Recorded data
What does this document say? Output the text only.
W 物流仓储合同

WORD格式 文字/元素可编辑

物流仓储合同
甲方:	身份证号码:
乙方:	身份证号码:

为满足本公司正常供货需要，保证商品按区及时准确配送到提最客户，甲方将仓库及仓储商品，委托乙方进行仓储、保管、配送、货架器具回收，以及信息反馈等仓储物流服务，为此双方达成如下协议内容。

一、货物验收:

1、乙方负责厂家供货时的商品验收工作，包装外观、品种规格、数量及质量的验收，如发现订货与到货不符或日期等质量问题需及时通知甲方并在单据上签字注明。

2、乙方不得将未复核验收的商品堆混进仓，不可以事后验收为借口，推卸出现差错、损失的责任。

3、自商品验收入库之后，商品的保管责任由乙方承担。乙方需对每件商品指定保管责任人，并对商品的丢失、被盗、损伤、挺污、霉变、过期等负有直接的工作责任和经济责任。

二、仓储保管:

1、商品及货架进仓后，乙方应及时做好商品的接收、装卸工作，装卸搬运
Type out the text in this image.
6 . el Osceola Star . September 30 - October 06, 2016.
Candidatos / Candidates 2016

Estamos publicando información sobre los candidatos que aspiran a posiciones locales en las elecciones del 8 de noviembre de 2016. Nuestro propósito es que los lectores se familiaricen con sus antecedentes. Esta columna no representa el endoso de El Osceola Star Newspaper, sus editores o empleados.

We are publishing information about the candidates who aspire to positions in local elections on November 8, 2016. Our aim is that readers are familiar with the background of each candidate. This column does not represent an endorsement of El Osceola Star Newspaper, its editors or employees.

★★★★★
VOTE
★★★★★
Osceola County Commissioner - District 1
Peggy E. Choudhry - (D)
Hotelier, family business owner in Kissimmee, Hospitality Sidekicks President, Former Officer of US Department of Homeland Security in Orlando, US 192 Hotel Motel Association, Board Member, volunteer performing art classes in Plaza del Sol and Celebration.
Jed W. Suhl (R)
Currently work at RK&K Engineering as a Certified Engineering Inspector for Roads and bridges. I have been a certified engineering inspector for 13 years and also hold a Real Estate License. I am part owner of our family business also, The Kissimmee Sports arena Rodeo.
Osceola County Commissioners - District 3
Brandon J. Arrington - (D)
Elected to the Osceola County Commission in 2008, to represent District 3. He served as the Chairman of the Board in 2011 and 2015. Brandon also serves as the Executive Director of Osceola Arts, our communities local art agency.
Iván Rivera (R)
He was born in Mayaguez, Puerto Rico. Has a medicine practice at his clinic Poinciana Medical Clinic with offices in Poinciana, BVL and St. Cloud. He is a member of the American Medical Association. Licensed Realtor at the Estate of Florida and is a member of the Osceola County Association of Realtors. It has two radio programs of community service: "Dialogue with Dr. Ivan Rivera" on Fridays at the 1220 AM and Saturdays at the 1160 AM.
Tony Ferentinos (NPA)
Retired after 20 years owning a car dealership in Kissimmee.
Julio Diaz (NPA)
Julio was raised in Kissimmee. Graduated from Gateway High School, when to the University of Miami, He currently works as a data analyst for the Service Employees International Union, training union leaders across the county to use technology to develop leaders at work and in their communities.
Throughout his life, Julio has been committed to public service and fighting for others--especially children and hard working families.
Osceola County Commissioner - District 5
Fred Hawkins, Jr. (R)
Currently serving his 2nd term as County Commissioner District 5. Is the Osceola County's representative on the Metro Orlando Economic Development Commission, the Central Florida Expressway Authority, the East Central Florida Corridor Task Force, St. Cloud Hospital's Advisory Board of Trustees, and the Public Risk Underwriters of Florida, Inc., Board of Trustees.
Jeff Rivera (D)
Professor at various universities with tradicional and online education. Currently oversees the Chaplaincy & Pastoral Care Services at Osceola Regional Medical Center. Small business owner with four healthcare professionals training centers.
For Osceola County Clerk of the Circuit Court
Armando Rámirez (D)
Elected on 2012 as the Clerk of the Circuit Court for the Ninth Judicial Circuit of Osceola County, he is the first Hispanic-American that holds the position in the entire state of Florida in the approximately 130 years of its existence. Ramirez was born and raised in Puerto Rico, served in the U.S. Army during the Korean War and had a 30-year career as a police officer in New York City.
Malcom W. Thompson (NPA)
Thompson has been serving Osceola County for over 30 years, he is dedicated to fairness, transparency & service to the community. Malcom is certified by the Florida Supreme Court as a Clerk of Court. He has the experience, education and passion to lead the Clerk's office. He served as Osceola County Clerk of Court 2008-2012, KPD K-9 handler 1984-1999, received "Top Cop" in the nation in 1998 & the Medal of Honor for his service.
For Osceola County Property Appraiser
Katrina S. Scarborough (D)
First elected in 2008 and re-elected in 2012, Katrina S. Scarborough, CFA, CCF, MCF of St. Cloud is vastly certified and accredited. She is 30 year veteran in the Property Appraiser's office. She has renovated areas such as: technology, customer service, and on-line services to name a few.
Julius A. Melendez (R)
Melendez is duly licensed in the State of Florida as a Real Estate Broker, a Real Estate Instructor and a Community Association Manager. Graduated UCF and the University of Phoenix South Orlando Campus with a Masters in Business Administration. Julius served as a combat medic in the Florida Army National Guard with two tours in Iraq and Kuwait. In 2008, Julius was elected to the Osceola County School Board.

EXERCISE DESCRIPTION – All lines that include "Melendez" are to be gathered and copied.

CORRECT ANSWER –
Julius A. Melendez (R)
Melendez is duly licensed in the State of Florida as a Real Estate Broker, a Real Estate Instructor and a Community Association Manager. Graduated UCF and the University of Phoenix South Orlando Campus with a Masters in Business Administration. Julius served as a combat medic in the Florida Army National Guard with two tours in Iraq and Kuwait. In 2008, Julius was elected to the Osceola County School Board.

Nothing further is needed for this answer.